<<<<

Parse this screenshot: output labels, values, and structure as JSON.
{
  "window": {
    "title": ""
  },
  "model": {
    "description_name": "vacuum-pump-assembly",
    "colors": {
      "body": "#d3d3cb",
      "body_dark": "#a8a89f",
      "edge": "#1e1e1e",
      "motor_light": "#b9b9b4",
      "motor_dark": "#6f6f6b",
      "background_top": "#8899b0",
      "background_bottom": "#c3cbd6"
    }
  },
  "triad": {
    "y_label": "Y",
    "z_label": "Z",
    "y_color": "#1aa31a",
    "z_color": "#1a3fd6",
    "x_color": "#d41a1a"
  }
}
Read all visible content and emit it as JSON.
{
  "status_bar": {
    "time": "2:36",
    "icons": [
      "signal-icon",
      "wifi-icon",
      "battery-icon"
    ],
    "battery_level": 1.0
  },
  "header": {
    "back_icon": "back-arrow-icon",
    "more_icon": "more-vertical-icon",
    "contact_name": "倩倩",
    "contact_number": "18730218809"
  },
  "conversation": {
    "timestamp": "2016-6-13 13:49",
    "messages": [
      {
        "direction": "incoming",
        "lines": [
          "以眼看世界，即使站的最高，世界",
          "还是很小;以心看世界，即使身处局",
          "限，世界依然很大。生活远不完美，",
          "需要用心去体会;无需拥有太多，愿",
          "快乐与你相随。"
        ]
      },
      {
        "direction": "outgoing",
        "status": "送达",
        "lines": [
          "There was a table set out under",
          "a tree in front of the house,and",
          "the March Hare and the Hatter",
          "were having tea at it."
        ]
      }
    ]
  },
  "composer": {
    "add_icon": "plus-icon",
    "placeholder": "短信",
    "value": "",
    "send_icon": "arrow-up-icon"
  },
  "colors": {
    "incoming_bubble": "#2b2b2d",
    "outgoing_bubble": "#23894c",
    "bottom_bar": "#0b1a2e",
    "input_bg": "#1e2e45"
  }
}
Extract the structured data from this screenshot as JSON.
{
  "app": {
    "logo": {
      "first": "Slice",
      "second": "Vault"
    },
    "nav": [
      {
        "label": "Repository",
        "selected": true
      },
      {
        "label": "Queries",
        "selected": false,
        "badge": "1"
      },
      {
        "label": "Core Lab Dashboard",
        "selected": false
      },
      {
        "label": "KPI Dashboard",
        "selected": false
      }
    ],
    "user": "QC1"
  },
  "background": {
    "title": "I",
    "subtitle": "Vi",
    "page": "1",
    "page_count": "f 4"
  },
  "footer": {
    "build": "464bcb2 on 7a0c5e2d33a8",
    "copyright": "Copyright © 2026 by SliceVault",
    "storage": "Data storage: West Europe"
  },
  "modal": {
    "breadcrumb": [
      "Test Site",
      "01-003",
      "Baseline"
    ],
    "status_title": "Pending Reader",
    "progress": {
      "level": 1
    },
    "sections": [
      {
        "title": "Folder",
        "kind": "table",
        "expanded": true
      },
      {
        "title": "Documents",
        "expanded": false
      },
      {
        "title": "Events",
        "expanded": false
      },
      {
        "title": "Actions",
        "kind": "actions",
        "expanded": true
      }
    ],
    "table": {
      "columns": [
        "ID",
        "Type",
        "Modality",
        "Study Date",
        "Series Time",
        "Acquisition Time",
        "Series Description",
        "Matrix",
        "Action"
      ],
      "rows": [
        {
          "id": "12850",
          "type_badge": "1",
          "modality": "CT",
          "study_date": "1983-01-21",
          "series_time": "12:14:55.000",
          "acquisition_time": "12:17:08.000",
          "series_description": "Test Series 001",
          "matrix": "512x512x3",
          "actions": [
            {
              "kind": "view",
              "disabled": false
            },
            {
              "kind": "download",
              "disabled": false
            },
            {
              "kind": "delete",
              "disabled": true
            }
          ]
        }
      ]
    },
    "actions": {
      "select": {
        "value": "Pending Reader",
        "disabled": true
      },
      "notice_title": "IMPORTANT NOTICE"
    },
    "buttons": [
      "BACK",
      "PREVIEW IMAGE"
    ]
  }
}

>>>>

• [TASK]:
Restate the whole listing exactly.

• [WRITTEN SOLUTION]:
Parse this screenshot: output labels, values, and structure as JSON.
{
  "window": {
    "title": ""
  },
  "model": {
    "description_name": "vacuum-pump-assembly",
    "colors": {
      "body": "#d3d3cb",
      "body_dark": "#a8a89f",
      "edge": "#1e1e1e",
      "motor_light": "#b9b9b4",
      "motor_dark": "#6f6f6b",
      "background_top": "#8899b0",
      "background_bottom": "#c3cbd6"
    }
  },
  "triad": {
    "y_label": "Y",
    "z_label": "Z",
    "y_color": "#1aa31a",
    "z_color": "#1a3fd6",
    "x_color": "#d41a1a"
  }
}
Read all visible content and emit it as JSON.
{
  "status_bar": {
    "time": "2:36",
    "icons": [
      "signal-icon",
      "wifi-icon",
      "battery-icon"
    ],
    "battery_level": 1.0
  },
  "header": {
    "back_icon": "back-arrow-icon",
    "more_icon": "more-vertical-icon",
    "contact_name": "倩倩",
    "contact_number": "18730218809"
  },
  "conversation": {
    "timestamp": "2016-6-13 13:49",
    "messages": [
      {
        "direction": "incoming",
        "lines": [
          "以眼看世界，即使站的最高，世界",
          "还是很小;以心看世界，即使身处局",
          "限，世界依然很大。生活远不完美，",
          "需要用心去体会;无需拥有太多，愿",
          "快乐与你相随。"
        ]
      },
      {
        "direction": "outgoing",
        "status": "送达",
        "lines": [
          "There was a table set out under",
          "a tree in front of the house,and",
          "the March Hare and the Hatter",
          "were having tea at it."
        ]
      }
    ]
  },
  "composer": {
    "add_icon": "plus-icon",
    "placeholder": "短信",
    "value": "",
    "send_icon": "arrow-up-icon"
  },
  "colors": {
    "incoming_bubble": "#2b2b2d",
    "outgoing_bubble": "#23894c",
    "bottom_bar": "#0b1a2e",
    "input_bg": "#1e2e45"
  }
}
Extract the structured data from this screenshot as JSON.
{
  "app": {
    "logo": {
      "first": "Slice",
      "second": "Vault"
    },
    "nav": [
      {
        "label": "Repository",
        "selected": true
      },
      {
        "label": "Queries",
        "selected": false,
        "badge": "1"
      },
      {
        "label": "Core Lab Dashboard",
        "selected": false
      },
      {
        "label": "KPI Dashboard",
        "selected": false
      }
    ],
    "user": "QC1"
  },
  "background": {
    "title": "I",
    "subtitle": "Vi",
    "page": "1",
    "page_count": "f 4"
  },
  "footer": {
    "build": "464bcb2 on 7a0c5e2d33a8",
    "copyright": "Copyright © 2026 by SliceVault",
    "storage": "Data storage: West Europe"
  },
  "modal": {
    "breadcrumb": [
      "Test Site",
      "01-003",
      "Baseline"
    ],
    "status_title": "Pending Reader",
    "progress": {
      "level": 1
    },
    "sections": [
      {
        "title": "Folder",
        "kind": "table",
        "expanded": true
      },
      {
        "title": "Documents",
        "expanded": false
      },
      {
        "title": "Events",
        "expanded": false
      },
      {
        "title": "Actions",
        "kind": "actions",
        "expanded": true
      }
    ],
    "table": {
      "columns": [
        "ID",
        "Type",
        "Modality",
        "Study Date",
        "Series Time",
        "Acquisition Time",
        "Series Description",
        "Matrix",
        "Action"
      ],
      "rows": [
        {
          "id": "12850",
          "type_badge": "1",
          "modality": "CT",
          "study_date": "1983-01-21",
          "series_time": "12:14:55.000",
          "acquisition_time": "12:17:08.000",
          "series_description": "Test Series 001",
          "matrix": "512x512x3",
          "actions": [
            {
              "kind": "view",
              "disabled": false
            },
            {
              "kind": "download",
              "disabled": false
            },
            {
              "kind": "delete",
              "disabled": true
            }
          ]
        }
      ]
    },
    "actions": {
      "select": {
        "value": "Pending Reader",
        "disabled": true
      },
      "notice_title": "IMPORTANT NOTICE"
    },
    "buttons": [
      "BACK",
      "PREVIEW IMAGE"
    ]
  }
}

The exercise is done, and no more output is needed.